Print all of the lines exactly. Any picture among them stays out.
## Begin Exercise input
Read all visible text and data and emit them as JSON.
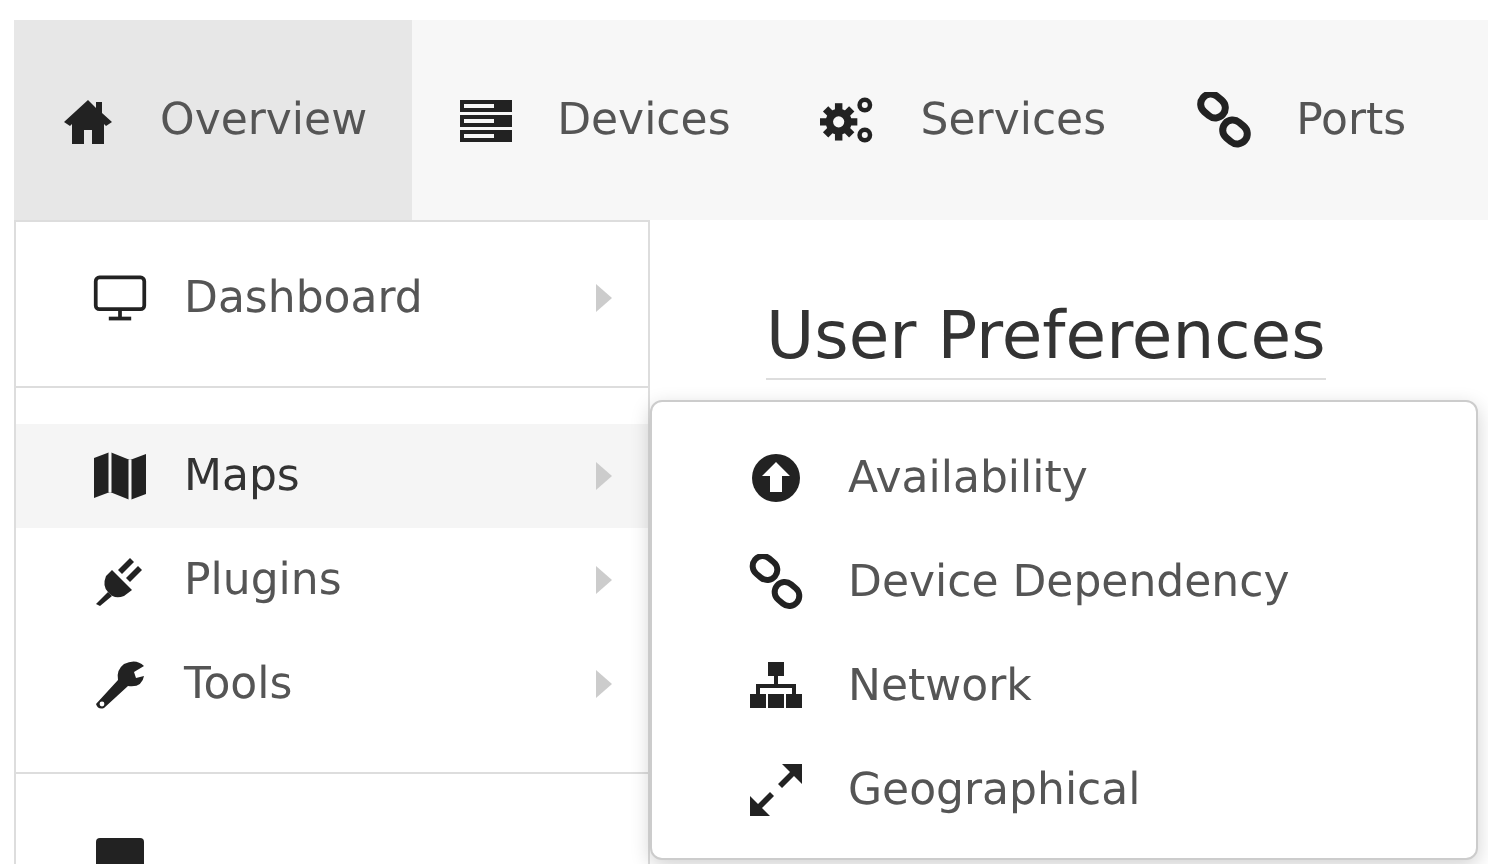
{
  "navbar": {
    "tabs": [
      {
        "label": "Overview",
        "selected": true
      },
      {
        "label": "Devices",
        "selected": false
      },
      {
        "label": "Services",
        "selected": false
      },
      {
        "label": "Ports",
        "selected": false
      }
    ]
  },
  "dropdown": {
    "items": [
      {
        "kind": "item",
        "label": "Dashboard",
        "has_submenu": true,
        "selected": false
      },
      {
        "kind": "separator"
      },
      {
        "kind": "item",
        "label": "Maps",
        "has_submenu": true,
        "selected": true
      },
      {
        "kind": "item",
        "label": "Plugins",
        "has_submenu": true,
        "selected": false
      },
      {
        "kind": "item",
        "label": "Tools",
        "has_submenu": true,
        "selected": false
      },
      {
        "kind": "separator"
      },
      {
        "kind": "item"
      }
    ]
  },
  "submenu": {
    "items": [
      {
        "label": "Availability"
      },
      {
        "label": "Device Dependency"
      },
      {
        "label": "Network"
      },
      {
        "label": "Geographical"
      }
    ]
  },
  "page": {
    "heading": "User Preferences"
  }
}
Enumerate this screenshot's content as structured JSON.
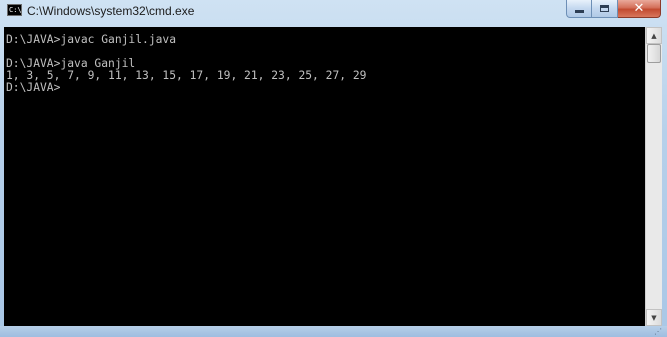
{
  "window": {
    "title": "C:\\Windows\\system32\\cmd.exe",
    "icon": "cmd-icon",
    "icon_label": "C:\\"
  },
  "caption_buttons": {
    "minimize": "minimize-icon",
    "maximize": "maximize-icon",
    "close": "close-icon",
    "close_glyph": "✕"
  },
  "console": {
    "lines": [
      "D:\\JAVA>javac Ganjil.java",
      "",
      "D:\\JAVA>java Ganjil",
      "1, 3, 5, 7, 9, 11, 13, 15, 17, 19, 21, 23, 25, 27, 29",
      "D:\\JAVA>"
    ],
    "background": "#000000",
    "foreground": "#c0c0c0"
  },
  "scrollbar": {
    "up_arrow": "▲",
    "down_arrow": "▼"
  },
  "resize_grip": "⋰"
}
## End Exercise input
Solution for this exercise.
Read all visible text and data and emit them as JSON.
{
  "navbar": {
    "tabs": [
      {
        "label": "Overview",
        "selected": true
      },
      {
        "label": "Devices",
        "selected": false
      },
      {
        "label": "Services",
        "selected": false
      },
      {
        "label": "Ports",
        "selected": false
      }
    ]
  },
  "dropdown": {
    "items": [
      {
        "kind": "item",
        "label": "Dashboard",
        "has_submenu": true,
        "selected": false
      },
      {
        "kind": "separator"
      },
      {
        "kind": "item",
        "label": "Maps",
        "has_submenu": true,
        "selected": true
      },
      {
        "kind": "item",
        "label": "Plugins",
        "has_submenu": true,
        "selected": false
      },
      {
        "kind": "item",
        "label": "Tools",
        "has_submenu": true,
        "selected": false
      },
      {
        "kind": "separator"
      },
      {
        "kind": "item"
      }
    ]
  },
  "submenu": {
    "items": [
      {
        "label": "Availability"
      },
      {
        "label": "Device Dependency"
      },
      {
        "label": "Network"
      },
      {
        "label": "Geographical"
      }
    ]
  },
  "page": {
    "heading": "User Preferences"
  }
}
Enumerate this screenshot's content as structured JSON.
{
  "window": {
    "title": "C:\\Windows\\system32\\cmd.exe",
    "icon": "cmd-icon",
    "icon_label": "C:\\"
  },
  "caption_buttons": {
    "minimize": "minimize-icon",
    "maximize": "maximize-icon",
    "close": "close-icon",
    "close_glyph": "✕"
  },
  "console": {
    "lines": [
      "D:\\JAVA>javac Ganjil.java",
      "",
      "D:\\JAVA>java Ganjil",
      "1, 3, 5, 7, 9, 11, 13, 15, 17, 19, 21, 23, 25, 27, 29",
      "D:\\JAVA>"
    ],
    "background": "#000000",
    "foreground": "#c0c0c0"
  },
  "scrollbar": {
    "up_arrow": "▲",
    "down_arrow": "▼"
  },
  "resize_grip": "⋰"
}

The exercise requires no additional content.